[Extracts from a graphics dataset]
==============================

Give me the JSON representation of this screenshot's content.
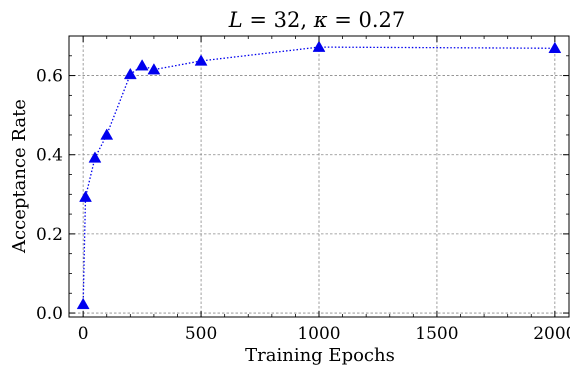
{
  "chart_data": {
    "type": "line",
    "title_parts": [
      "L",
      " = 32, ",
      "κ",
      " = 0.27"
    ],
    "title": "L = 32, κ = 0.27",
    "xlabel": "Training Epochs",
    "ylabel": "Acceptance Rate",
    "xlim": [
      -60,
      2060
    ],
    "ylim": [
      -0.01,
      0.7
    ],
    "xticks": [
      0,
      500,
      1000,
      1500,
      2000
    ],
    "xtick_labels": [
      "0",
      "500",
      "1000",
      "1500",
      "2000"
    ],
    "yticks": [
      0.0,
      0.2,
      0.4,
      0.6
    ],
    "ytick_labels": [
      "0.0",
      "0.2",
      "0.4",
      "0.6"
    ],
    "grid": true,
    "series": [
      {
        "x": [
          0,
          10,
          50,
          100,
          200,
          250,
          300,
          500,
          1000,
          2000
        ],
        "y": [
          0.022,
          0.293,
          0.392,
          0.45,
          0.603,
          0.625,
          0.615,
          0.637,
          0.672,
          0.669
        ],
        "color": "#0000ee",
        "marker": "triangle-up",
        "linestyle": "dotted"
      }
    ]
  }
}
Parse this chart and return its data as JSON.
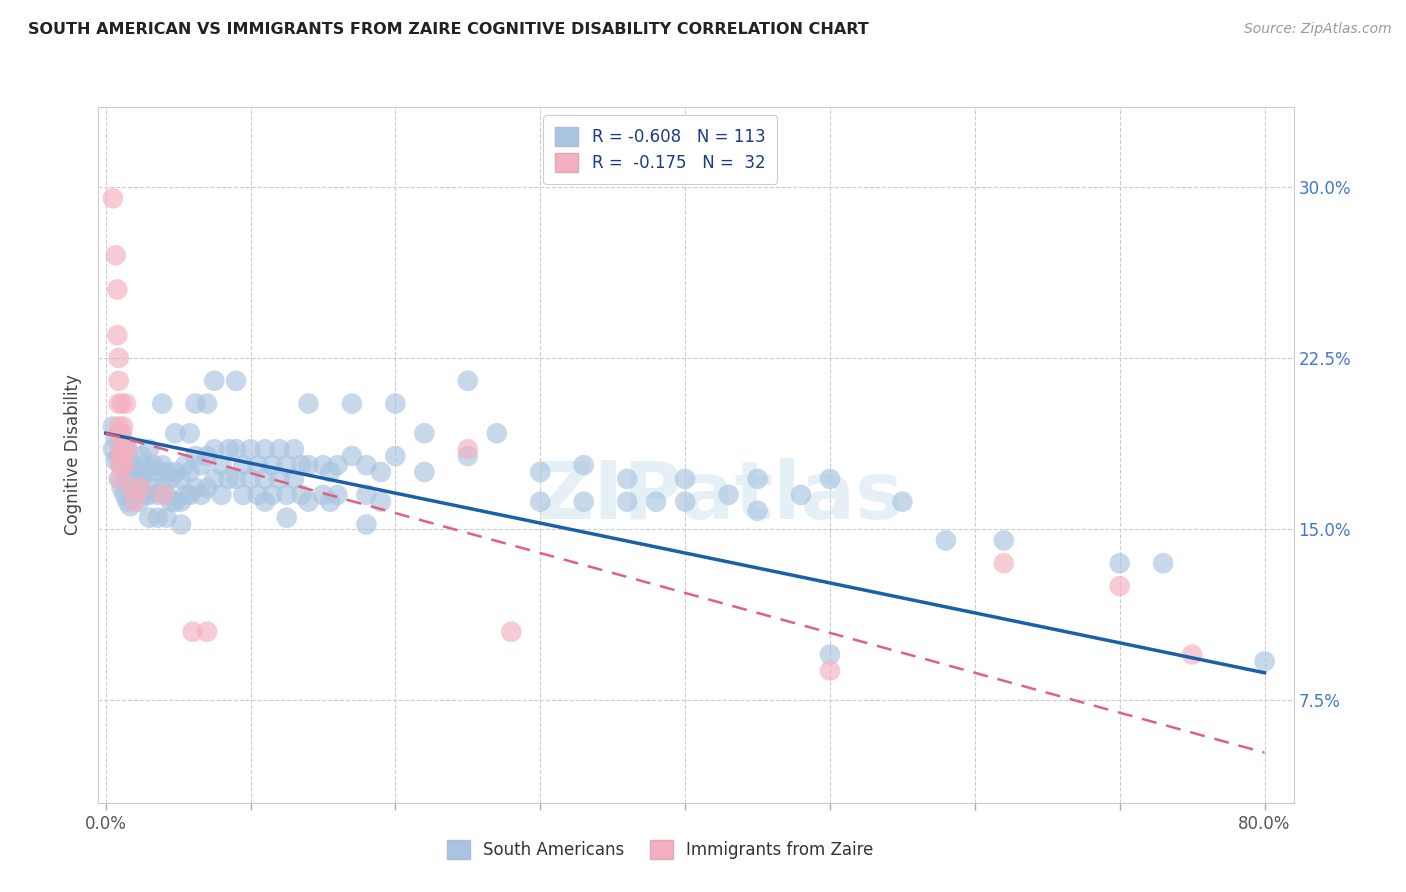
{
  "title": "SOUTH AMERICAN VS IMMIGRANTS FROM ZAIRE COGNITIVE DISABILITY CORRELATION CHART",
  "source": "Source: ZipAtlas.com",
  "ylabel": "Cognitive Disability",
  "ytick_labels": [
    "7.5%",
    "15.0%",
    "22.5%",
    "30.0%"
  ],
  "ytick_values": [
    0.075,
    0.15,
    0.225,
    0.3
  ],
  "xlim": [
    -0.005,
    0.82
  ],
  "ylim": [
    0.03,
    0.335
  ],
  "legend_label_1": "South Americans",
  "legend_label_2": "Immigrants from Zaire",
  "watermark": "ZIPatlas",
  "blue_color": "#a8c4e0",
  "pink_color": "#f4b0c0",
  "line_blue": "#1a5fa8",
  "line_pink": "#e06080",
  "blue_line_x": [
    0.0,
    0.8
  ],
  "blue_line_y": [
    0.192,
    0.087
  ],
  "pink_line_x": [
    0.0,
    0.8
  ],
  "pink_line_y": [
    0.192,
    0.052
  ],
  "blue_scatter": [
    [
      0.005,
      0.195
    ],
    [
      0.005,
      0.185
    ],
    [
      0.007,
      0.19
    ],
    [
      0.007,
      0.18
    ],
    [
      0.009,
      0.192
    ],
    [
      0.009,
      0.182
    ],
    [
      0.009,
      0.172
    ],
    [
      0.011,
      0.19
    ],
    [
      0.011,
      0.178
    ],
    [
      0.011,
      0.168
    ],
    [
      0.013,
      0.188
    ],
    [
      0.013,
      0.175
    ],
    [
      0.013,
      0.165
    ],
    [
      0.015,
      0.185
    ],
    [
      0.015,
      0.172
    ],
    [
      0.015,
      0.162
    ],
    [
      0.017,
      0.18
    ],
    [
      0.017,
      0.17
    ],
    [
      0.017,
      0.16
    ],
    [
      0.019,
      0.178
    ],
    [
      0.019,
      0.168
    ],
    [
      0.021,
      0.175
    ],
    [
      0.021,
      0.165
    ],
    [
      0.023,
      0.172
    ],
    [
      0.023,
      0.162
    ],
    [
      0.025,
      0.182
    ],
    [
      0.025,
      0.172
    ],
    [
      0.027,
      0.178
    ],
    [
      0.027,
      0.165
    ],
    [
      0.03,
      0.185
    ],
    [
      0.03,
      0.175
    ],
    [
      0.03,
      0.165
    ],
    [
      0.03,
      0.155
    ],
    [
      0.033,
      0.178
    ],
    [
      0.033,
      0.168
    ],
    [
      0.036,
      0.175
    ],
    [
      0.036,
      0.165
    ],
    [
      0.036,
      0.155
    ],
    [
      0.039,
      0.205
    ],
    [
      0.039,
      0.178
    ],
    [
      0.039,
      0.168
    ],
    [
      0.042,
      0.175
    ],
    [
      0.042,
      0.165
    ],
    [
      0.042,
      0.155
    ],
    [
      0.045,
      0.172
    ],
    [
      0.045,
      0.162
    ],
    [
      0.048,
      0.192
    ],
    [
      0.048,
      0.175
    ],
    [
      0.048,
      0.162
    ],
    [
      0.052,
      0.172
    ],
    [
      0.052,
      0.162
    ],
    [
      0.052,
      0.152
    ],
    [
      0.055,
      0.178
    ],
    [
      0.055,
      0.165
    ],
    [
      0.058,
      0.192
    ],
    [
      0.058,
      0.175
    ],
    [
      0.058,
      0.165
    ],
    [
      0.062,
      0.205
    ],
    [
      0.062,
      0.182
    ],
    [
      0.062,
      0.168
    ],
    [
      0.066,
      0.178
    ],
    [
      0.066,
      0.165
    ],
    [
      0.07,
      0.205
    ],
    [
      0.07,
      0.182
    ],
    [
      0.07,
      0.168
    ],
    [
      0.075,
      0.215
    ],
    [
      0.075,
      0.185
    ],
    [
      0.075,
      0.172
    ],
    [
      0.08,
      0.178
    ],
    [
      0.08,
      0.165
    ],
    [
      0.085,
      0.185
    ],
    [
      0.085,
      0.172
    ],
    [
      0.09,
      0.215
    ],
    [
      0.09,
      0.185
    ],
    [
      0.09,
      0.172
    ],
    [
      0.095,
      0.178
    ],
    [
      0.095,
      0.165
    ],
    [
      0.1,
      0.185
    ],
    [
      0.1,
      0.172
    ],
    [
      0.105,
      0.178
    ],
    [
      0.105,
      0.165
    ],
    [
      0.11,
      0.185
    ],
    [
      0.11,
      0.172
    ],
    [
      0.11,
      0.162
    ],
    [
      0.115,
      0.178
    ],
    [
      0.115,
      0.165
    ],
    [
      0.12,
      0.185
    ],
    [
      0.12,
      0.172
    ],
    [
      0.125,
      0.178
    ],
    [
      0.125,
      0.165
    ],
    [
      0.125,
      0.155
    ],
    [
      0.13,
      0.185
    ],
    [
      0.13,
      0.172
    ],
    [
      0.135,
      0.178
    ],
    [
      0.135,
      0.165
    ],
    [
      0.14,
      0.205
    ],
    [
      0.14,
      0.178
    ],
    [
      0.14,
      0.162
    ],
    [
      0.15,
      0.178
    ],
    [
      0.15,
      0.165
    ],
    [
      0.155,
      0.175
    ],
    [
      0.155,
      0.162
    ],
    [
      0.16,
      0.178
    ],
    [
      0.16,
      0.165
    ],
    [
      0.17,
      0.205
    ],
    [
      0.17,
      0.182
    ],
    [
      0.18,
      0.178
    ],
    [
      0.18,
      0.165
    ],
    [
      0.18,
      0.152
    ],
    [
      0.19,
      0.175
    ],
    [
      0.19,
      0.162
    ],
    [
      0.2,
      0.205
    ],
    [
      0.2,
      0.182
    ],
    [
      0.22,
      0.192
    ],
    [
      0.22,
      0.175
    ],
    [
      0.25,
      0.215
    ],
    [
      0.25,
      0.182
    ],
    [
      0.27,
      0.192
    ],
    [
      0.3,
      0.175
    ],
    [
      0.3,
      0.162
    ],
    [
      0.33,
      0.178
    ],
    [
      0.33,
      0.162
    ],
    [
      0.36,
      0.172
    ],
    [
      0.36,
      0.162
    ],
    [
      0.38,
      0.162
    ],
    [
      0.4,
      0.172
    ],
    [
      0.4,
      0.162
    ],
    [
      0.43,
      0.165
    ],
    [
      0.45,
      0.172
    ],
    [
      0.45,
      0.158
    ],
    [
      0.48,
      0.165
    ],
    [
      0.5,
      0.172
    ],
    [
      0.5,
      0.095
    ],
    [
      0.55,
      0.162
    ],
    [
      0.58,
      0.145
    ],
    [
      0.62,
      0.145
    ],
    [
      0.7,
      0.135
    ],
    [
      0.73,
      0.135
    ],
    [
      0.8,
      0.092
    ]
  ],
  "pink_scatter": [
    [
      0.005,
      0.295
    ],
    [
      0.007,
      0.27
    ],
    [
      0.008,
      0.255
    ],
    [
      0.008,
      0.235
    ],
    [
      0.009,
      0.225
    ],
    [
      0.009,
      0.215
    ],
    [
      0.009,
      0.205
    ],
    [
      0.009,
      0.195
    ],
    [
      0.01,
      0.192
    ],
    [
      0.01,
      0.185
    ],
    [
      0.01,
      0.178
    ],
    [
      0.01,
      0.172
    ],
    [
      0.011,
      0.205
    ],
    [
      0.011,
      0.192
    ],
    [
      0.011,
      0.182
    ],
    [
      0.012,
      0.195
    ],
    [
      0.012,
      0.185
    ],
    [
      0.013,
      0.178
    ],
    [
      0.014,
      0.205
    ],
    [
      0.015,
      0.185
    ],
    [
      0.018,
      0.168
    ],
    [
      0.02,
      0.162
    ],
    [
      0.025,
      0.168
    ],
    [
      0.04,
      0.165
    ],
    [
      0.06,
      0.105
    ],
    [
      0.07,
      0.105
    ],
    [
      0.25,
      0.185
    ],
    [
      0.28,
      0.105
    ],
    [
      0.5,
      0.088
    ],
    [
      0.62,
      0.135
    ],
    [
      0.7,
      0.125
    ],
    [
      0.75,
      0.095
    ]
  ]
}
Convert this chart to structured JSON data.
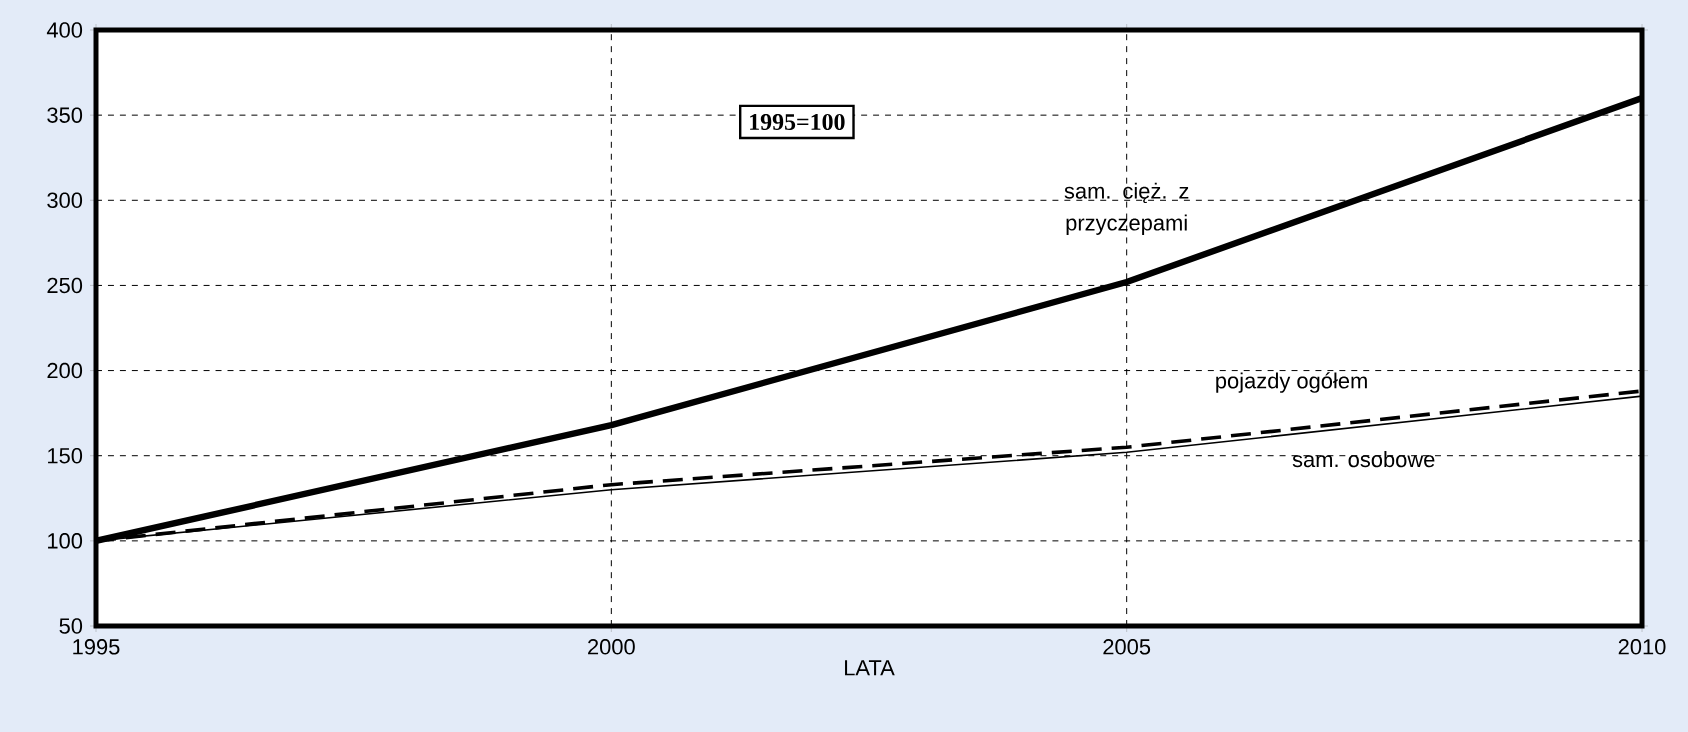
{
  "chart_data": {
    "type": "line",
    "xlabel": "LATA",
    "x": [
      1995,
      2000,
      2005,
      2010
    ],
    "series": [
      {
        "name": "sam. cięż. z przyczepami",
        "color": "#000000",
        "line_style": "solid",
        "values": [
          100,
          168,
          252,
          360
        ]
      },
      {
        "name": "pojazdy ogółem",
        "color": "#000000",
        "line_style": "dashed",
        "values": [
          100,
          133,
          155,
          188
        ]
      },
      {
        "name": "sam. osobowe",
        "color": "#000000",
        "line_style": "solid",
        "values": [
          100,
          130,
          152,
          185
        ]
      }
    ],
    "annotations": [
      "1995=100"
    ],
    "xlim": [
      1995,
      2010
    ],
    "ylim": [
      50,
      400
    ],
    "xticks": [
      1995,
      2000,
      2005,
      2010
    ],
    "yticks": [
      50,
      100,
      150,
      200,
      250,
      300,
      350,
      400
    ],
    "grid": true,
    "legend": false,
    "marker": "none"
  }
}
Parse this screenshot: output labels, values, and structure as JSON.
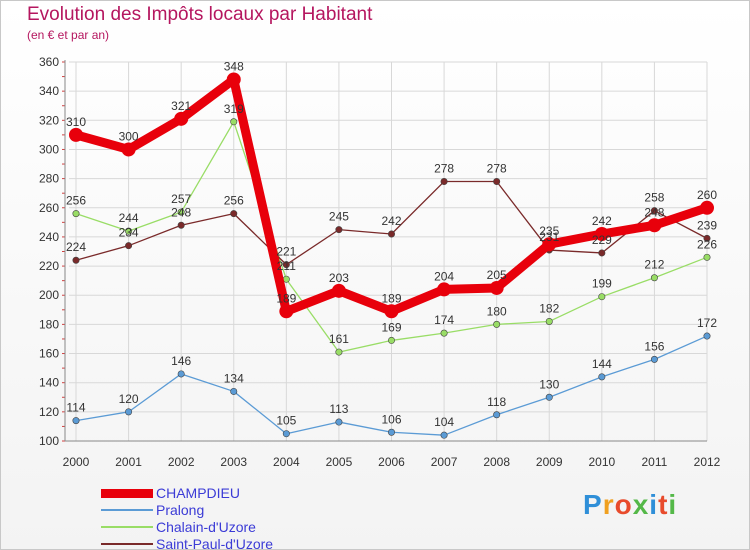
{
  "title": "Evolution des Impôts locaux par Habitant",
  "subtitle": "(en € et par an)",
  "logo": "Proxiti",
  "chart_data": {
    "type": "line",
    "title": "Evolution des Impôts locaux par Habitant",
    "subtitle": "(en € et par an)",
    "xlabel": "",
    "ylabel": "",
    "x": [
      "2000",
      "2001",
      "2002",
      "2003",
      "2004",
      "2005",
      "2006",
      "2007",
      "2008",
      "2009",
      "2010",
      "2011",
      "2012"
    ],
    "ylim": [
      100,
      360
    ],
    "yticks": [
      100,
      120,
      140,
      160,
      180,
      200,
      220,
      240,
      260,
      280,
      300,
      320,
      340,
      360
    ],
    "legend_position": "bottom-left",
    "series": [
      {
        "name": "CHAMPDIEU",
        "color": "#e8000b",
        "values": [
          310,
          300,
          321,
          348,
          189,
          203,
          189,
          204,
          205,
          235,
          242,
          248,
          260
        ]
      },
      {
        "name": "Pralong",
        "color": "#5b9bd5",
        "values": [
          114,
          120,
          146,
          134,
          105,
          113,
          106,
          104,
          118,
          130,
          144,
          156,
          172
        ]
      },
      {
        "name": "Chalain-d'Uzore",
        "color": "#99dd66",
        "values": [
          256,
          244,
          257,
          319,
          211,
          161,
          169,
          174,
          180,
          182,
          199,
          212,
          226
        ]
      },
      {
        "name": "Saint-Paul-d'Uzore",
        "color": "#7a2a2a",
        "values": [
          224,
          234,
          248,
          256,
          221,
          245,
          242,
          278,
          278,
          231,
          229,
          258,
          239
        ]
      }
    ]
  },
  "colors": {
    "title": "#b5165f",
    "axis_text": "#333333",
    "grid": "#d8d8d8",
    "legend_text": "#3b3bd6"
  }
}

==============================

Your objective
Check every line of the data above for the string "Uzore", and copy those that have it.

Expected output
        "name": "Chalain-d'Uzore",
        "name": "Saint-Paul-d'Uzore",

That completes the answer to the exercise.